Datos:
::::::
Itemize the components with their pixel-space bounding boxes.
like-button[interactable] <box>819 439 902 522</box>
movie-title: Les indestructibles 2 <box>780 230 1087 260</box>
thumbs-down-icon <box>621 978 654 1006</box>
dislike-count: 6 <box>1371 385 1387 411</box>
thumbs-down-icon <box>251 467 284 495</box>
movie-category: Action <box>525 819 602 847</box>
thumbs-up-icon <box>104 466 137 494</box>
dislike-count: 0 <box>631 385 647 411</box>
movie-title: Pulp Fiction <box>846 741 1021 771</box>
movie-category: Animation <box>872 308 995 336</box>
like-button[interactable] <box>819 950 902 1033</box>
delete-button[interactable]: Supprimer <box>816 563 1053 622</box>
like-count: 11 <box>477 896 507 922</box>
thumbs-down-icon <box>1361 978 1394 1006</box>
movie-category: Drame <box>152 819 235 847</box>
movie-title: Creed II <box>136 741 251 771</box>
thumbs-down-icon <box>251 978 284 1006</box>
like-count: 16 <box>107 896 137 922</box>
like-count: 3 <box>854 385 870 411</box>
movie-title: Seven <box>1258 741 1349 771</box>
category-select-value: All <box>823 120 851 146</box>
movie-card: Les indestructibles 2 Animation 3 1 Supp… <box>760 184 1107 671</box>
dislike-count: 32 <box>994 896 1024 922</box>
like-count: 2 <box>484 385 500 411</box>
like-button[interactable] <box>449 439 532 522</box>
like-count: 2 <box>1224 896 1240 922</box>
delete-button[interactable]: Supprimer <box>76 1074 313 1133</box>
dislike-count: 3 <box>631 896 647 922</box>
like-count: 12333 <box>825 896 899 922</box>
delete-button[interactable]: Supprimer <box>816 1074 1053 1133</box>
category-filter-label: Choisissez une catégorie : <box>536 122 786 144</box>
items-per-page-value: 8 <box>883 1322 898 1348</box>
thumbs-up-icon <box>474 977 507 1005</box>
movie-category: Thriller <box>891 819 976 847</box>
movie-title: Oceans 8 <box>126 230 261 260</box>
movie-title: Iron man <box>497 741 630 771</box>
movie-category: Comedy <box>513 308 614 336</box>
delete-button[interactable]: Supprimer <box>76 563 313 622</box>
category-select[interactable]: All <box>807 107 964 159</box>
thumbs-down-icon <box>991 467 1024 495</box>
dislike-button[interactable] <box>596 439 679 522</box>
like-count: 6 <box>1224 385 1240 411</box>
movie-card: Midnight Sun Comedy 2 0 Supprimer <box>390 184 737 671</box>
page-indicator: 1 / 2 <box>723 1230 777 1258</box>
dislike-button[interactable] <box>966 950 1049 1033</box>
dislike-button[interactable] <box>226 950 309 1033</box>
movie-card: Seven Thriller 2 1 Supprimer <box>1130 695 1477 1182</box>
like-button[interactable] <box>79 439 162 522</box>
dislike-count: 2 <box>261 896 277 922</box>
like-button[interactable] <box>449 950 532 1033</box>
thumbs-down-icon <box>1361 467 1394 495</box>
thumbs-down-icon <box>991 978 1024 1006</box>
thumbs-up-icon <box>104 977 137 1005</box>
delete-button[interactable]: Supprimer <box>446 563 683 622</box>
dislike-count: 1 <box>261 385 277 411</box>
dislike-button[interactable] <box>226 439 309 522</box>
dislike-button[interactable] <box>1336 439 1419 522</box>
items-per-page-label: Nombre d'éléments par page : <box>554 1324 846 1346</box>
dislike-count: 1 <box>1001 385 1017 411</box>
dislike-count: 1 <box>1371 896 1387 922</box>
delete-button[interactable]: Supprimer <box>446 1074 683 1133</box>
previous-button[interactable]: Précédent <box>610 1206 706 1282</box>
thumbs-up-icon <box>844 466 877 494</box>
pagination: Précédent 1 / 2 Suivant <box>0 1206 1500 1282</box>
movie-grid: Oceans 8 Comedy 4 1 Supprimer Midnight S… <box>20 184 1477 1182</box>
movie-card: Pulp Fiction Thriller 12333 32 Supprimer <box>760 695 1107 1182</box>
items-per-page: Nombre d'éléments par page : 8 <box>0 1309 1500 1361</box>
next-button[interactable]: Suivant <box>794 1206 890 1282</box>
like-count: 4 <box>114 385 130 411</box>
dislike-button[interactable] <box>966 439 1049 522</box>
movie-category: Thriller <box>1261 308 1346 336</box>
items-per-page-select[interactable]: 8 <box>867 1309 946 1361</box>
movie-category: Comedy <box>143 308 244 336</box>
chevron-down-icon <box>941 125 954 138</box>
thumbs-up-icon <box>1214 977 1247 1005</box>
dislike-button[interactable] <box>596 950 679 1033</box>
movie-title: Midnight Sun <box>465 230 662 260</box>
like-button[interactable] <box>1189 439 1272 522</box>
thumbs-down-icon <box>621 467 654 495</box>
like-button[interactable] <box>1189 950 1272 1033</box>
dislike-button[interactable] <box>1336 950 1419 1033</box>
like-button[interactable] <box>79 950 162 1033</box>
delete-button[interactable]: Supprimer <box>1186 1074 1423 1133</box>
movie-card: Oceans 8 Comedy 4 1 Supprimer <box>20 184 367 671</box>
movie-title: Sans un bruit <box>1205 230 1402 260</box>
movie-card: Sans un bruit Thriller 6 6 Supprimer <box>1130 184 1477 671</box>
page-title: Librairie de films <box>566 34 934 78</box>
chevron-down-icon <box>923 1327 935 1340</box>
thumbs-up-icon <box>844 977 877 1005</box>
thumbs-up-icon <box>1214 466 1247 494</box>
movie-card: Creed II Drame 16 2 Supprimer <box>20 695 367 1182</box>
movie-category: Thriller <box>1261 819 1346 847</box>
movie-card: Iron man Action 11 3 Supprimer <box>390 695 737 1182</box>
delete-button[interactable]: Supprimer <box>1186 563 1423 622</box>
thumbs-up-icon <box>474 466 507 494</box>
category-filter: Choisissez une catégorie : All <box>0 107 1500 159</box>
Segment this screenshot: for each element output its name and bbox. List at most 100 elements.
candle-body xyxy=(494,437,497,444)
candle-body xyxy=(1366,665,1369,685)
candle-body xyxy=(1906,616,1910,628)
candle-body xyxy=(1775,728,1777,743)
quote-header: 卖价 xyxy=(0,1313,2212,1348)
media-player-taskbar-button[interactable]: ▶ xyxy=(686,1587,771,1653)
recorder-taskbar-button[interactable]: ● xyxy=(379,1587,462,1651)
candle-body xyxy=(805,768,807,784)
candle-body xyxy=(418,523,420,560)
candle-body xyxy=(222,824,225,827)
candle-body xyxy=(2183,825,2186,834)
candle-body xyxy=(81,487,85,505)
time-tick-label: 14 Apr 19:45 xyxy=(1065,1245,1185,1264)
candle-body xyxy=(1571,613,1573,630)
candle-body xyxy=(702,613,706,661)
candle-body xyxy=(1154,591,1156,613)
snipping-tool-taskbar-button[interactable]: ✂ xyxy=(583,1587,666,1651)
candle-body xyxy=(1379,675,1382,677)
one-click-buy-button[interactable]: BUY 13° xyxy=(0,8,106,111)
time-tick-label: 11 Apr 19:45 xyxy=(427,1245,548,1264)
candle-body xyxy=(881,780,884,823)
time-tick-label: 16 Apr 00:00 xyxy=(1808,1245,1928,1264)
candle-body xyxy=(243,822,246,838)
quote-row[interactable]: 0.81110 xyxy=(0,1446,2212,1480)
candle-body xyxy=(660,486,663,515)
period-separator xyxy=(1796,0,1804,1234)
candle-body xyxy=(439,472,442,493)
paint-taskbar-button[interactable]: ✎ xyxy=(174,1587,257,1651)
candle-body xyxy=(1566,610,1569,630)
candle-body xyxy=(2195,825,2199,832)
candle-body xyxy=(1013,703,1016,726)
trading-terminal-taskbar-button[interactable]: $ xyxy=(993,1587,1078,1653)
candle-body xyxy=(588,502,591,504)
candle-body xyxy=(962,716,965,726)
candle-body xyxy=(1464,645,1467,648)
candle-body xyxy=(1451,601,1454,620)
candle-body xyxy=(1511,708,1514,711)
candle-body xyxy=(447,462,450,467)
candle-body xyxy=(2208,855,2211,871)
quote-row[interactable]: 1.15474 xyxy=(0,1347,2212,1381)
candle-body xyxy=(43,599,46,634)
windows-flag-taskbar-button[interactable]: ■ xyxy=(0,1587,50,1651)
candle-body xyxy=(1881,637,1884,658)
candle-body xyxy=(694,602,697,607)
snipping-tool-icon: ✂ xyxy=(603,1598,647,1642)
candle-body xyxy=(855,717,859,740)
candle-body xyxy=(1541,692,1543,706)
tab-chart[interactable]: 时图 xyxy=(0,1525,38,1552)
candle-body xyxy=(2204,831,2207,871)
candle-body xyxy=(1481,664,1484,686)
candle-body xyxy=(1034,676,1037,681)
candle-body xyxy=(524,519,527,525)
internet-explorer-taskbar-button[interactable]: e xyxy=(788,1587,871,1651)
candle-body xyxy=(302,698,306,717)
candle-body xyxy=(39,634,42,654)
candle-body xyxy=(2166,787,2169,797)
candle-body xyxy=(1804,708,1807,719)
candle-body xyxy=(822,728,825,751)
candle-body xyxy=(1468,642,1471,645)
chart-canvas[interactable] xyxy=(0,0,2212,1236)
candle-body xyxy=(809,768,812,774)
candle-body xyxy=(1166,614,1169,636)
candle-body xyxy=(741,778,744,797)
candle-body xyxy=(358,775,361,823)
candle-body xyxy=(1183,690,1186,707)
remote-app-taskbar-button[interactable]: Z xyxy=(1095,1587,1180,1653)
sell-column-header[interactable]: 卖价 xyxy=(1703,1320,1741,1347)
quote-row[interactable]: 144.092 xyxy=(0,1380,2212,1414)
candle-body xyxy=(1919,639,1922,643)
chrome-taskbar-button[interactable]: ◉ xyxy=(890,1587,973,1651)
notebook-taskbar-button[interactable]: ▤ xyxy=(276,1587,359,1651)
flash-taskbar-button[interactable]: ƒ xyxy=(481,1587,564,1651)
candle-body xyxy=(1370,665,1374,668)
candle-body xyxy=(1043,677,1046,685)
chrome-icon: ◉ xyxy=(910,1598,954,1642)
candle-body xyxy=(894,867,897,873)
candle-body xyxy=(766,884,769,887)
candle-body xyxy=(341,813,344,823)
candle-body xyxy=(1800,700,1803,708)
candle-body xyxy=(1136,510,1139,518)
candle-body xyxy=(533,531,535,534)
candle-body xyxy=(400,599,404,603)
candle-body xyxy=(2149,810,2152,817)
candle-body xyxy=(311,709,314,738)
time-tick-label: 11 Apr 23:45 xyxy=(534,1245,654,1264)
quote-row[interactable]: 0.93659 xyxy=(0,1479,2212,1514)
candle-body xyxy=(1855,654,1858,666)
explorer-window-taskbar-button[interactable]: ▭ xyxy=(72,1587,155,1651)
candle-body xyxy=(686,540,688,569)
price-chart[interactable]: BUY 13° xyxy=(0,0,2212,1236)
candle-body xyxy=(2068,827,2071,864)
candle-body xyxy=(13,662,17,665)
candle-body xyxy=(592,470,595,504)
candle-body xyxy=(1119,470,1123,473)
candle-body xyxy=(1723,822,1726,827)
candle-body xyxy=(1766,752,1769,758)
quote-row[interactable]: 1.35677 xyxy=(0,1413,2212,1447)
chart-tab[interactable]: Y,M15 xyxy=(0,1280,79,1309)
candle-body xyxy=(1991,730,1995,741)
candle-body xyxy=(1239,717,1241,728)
::::::
Transcribe sin cambios las líneas del listado que van desde su inicio hasta la que contiene "movie-title: Seven <box>1258", ambas incluidas.

Itemize the components with their pixel-space bounding boxes.
like-button[interactable] <box>819 439 902 522</box>
movie-title: Les indestructibles 2 <box>780 230 1087 260</box>
thumbs-down-icon <box>621 978 654 1006</box>
dislike-count: 6 <box>1371 385 1387 411</box>
thumbs-down-icon <box>251 467 284 495</box>
movie-category: Action <box>525 819 602 847</box>
thumbs-up-icon <box>104 466 137 494</box>
dislike-count: 0 <box>631 385 647 411</box>
movie-title: Pulp Fiction <box>846 741 1021 771</box>
movie-category: Animation <box>872 308 995 336</box>
like-button[interactable] <box>819 950 902 1033</box>
delete-button[interactable]: Supprimer <box>816 563 1053 622</box>
like-count: 11 <box>477 896 507 922</box>
thumbs-down-icon <box>1361 978 1394 1006</box>
movie-category: Drame <box>152 819 235 847</box>
movie-title: Creed II <box>136 741 251 771</box>
thumbs-down-icon <box>251 978 284 1006</box>
like-count: 16 <box>107 896 137 922</box>
like-count: 3 <box>854 385 870 411</box>
movie-title: Seven <box>1258 741 1349 771</box>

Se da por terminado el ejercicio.